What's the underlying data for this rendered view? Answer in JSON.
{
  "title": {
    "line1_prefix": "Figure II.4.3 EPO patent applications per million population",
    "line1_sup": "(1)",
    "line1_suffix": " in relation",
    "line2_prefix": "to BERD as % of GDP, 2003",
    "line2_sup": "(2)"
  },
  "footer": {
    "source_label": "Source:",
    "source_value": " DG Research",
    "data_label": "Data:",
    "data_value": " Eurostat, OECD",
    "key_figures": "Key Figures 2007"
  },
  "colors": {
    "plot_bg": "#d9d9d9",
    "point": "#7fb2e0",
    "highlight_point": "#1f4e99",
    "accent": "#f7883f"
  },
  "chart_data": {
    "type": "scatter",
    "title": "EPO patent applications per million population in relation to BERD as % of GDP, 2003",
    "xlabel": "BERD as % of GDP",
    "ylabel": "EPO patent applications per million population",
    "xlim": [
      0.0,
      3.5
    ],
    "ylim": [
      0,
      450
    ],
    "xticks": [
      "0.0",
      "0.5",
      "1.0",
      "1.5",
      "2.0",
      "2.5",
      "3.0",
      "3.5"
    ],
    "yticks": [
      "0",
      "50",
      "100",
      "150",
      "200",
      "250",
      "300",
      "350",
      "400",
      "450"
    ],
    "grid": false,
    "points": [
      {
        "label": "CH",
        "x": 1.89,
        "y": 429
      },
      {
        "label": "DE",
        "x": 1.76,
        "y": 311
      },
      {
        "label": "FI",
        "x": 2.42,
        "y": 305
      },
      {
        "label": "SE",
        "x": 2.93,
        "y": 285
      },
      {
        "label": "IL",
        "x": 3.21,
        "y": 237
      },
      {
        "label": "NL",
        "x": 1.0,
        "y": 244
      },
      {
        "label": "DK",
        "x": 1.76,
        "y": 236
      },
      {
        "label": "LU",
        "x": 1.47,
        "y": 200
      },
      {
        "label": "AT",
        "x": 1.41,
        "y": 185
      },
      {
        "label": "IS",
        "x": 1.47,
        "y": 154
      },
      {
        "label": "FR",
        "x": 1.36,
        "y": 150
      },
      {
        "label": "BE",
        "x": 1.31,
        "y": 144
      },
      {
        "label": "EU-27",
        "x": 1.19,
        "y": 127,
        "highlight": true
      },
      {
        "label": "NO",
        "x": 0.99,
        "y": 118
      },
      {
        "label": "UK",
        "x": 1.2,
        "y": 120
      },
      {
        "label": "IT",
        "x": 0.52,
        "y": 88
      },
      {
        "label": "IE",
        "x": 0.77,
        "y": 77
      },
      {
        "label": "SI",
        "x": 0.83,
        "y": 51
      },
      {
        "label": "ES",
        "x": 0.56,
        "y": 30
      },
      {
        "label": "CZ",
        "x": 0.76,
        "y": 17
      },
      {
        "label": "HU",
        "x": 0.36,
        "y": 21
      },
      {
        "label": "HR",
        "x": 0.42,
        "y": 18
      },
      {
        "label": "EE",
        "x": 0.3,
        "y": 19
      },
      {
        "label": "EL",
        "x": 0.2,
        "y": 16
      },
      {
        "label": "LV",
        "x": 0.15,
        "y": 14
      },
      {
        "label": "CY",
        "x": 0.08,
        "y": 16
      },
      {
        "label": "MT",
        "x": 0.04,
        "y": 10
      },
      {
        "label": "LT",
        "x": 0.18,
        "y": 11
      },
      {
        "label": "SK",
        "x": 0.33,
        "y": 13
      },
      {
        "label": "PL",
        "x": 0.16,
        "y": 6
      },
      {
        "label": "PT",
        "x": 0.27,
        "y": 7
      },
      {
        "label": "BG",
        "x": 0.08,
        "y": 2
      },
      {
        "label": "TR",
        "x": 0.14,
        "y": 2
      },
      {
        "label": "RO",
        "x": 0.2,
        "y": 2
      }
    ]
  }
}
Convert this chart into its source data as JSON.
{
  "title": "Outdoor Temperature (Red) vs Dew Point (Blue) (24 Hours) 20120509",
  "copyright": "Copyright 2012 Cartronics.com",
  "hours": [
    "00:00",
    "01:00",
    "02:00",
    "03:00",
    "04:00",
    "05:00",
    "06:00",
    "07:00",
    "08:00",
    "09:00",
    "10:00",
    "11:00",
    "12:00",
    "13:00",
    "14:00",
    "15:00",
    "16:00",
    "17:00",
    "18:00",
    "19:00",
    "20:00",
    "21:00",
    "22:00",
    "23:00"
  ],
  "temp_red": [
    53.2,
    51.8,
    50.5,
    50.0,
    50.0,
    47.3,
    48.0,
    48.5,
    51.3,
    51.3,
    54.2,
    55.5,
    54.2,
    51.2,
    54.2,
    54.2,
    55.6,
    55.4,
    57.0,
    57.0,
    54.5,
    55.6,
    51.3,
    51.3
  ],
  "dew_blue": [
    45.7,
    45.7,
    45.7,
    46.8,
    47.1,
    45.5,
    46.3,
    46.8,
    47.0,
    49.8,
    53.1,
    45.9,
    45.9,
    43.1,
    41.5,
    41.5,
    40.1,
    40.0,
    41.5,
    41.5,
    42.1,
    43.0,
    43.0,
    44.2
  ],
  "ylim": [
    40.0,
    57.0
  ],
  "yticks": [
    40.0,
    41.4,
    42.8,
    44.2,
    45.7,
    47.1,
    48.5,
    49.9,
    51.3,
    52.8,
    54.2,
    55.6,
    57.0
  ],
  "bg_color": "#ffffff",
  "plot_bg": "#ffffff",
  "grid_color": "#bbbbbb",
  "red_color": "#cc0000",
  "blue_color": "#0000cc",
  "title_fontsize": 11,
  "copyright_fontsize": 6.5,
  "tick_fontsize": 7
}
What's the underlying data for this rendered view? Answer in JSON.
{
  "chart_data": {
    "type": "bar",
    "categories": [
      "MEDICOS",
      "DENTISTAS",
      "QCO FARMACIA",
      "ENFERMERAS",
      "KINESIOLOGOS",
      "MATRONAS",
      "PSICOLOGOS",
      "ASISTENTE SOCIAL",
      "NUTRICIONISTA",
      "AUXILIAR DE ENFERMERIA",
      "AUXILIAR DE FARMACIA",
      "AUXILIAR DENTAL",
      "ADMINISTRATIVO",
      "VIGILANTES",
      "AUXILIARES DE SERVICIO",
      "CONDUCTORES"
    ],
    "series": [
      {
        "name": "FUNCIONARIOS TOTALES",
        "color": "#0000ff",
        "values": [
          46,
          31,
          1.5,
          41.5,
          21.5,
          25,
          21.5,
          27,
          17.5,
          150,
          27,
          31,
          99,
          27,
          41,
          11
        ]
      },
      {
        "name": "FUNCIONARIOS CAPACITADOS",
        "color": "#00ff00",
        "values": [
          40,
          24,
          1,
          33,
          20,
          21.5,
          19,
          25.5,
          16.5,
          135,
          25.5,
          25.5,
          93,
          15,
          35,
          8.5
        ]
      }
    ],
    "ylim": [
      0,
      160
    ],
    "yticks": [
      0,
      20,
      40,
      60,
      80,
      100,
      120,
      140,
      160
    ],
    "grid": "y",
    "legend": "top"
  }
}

====

The problem
Write the data out again in full and exactly.

Result below
What's the underlying data for this rendered view? Answer in JSON.
{
  "title": {
    "line1_prefix": "Figure II.4.3 EPO patent applications per million population",
    "line1_sup": "(1)",
    "line1_suffix": " in relation",
    "line2_prefix": "to BERD as % of GDP, 2003",
    "line2_sup": "(2)"
  },
  "footer": {
    "source_label": "Source:",
    "source_value": " DG Research",
    "data_label": "Data:",
    "data_value": " Eurostat, OECD",
    "key_figures": "Key Figures 2007"
  },
  "colors": {
    "plot_bg": "#d9d9d9",
    "point": "#7fb2e0",
    "highlight_point": "#1f4e99",
    "accent": "#f7883f"
  },
  "chart_data": {
    "type": "scatter",
    "title": "EPO patent applications per million population in relation to BERD as % of GDP, 2003",
    "xlabel": "BERD as % of GDP",
    "ylabel": "EPO patent applications per million population",
    "xlim": [
      0.0,
      3.5
    ],
    "ylim": [
      0,
      450
    ],
    "xticks": [
      "0.0",
      "0.5",
      "1.0",
      "1.5",
      "2.0",
      "2.5",
      "3.0",
      "3.5"
    ],
    "yticks": [
      "0",
      "50",
      "100",
      "150",
      "200",
      "250",
      "300",
      "350",
      "400",
      "450"
    ],
    "grid": false,
    "points": [
      {
        "label": "CH",
        "x": 1.89,
        "y": 429
      },
      {
        "label": "DE",
        "x": 1.76,
        "y": 311
      },
      {
        "label": "FI",
        "x": 2.42,
        "y": 305
      },
      {
        "label": "SE",
        "x": 2.93,
        "y": 285
      },
      {
        "label": "IL",
        "x": 3.21,
        "y": 237
      },
      {
        "label": "NL",
        "x": 1.0,
        "y": 244
      },
      {
        "label": "DK",
        "x": 1.76,
        "y": 236
      },
      {
        "label": "LU",
        "x": 1.47,
        "y": 200
      },
      {
        "label": "AT",
        "x": 1.41,
        "y": 185
      },
      {
        "label": "IS",
        "x": 1.47,
        "y": 154
      },
      {
        "label": "FR",
        "x": 1.36,
        "y": 150
      },
      {
        "label": "BE",
        "x": 1.31,
        "y": 144
      },
      {
        "label": "EU-27",
        "x": 1.19,
        "y": 127,
        "highlight": true
      },
      {
        "label": "NO",
        "x": 0.99,
        "y": 118
      },
      {
        "label": "UK",
        "x": 1.2,
        "y": 120
      },
      {
        "label": "IT",
        "x": 0.52,
        "y": 88
      },
      {
        "label": "IE",
        "x": 0.77,
        "y": 77
      },
      {
        "label": "SI",
        "x": 0.83,
        "y": 51
      },
      {
        "label": "ES",
        "x": 0.56,
        "y": 30
      },
      {
        "label": "CZ",
        "x": 0.76,
        "y": 17
      },
      {
        "label": "HU",
        "x": 0.36,
        "y": 21
      },
      {
        "label": "HR",
        "x": 0.42,
        "y": 18
      },
      {
        "label": "EE",
        "x": 0.3,
        "y": 19
      },
      {
        "label": "EL",
        "x": 0.2,
        "y": 16
      },
      {
        "label": "LV",
        "x": 0.15,
        "y": 14
      },
      {
        "label": "CY",
        "x": 0.08,
        "y": 16
      },
      {
        "label": "MT",
        "x": 0.04,
        "y": 10
      },
      {
        "label": "LT",
        "x": 0.18,
        "y": 11
      },
      {
        "label": "SK",
        "x": 0.33,
        "y": 13
      },
      {
        "label": "PL",
        "x": 0.16,
        "y": 6
      },
      {
        "label": "PT",
        "x": 0.27,
        "y": 7
      },
      {
        "label": "BG",
        "x": 0.08,
        "y": 2
      },
      {
        "label": "TR",
        "x": 0.14,
        "y": 2
      },
      {
        "label": "RO",
        "x": 0.2,
        "y": 2
      }
    ]
  }
}
Convert this chart into its source data as JSON.
{
  "title": "Outdoor Temperature (Red) vs Dew Point (Blue) (24 Hours) 20120509",
  "copyright": "Copyright 2012 Cartronics.com",
  "hours": [
    "00:00",
    "01:00",
    "02:00",
    "03:00",
    "04:00",
    "05:00",
    "06:00",
    "07:00",
    "08:00",
    "09:00",
    "10:00",
    "11:00",
    "12:00",
    "13:00",
    "14:00",
    "15:00",
    "16:00",
    "17:00",
    "18:00",
    "19:00",
    "20:00",
    "21:00",
    "22:00",
    "23:00"
  ],
  "temp_red": [
    53.2,
    51.8,
    50.5,
    50.0,
    50.0,
    47.3,
    48.0,
    48.5,
    51.3,
    51.3,
    54.2,
    55.5,
    54.2,
    51.2,
    54.2,
    54.2,
    55.6,
    55.4,
    57.0,
    57.0,
    54.5,
    55.6,
    51.3,
    51.3
  ],
  "dew_blue": [
    45.7,
    45.7,
    45.7,
    46.8,
    47.1,
    45.5,
    46.3,
    46.8,
    47.0,
    49.8,
    53.1,
    45.9,
    45.9,
    43.1,
    41.5,
    41.5,
    40.1,
    40.0,
    41.5,
    41.5,
    42.1,
    43.0,
    43.0,
    44.2
  ],
  "ylim": [
    40.0,
    57.0
  ],
  "yticks": [
    40.0,
    41.4,
    42.8,
    44.2,
    45.7,
    47.1,
    48.5,
    49.9,
    51.3,
    52.8,
    54.2,
    55.6,
    57.0
  ],
  "bg_color": "#ffffff",
  "plot_bg": "#ffffff",
  "grid_color": "#bbbbbb",
  "red_color": "#cc0000",
  "blue_color": "#0000cc",
  "title_fontsize": 11,
  "copyright_fontsize": 6.5,
  "tick_fontsize": 7
}
What's the underlying data for this rendered view? Answer in JSON.
{
  "chart_data": {
    "type": "bar",
    "categories": [
      "MEDICOS",
      "DENTISTAS",
      "QCO FARMACIA",
      "ENFERMERAS",
      "KINESIOLOGOS",
      "MATRONAS",
      "PSICOLOGOS",
      "ASISTENTE SOCIAL",
      "NUTRICIONISTA",
      "AUXILIAR DE ENFERMERIA",
      "AUXILIAR DE FARMACIA",
      "AUXILIAR DENTAL",
      "ADMINISTRATIVO",
      "VIGILANTES",
      "AUXILIARES DE SERVICIO",
      "CONDUCTORES"
    ],
    "series": [
      {
        "name": "FUNCIONARIOS TOTALES",
        "color": "#0000ff",
        "values": [
          46,
          31,
          1.5,
          41.5,
          21.5,
          25,
          21.5,
          27,
          17.5,
          150,
          27,
          31,
          99,
          27,
          41,
          11
        ]
      },
      {
        "name": "FUNCIONARIOS CAPACITADOS",
        "color": "#00ff00",
        "values": [
          40,
          24,
          1,
          33,
          20,
          21.5,
          19,
          25.5,
          16.5,
          135,
          25.5,
          25.5,
          93,
          15,
          35,
          8.5
        ]
      }
    ],
    "ylim": [
      0,
      160
    ],
    "yticks": [
      0,
      20,
      40,
      60,
      80,
      100,
      120,
      140,
      160
    ],
    "grid": "y",
    "legend": "top"
  }
}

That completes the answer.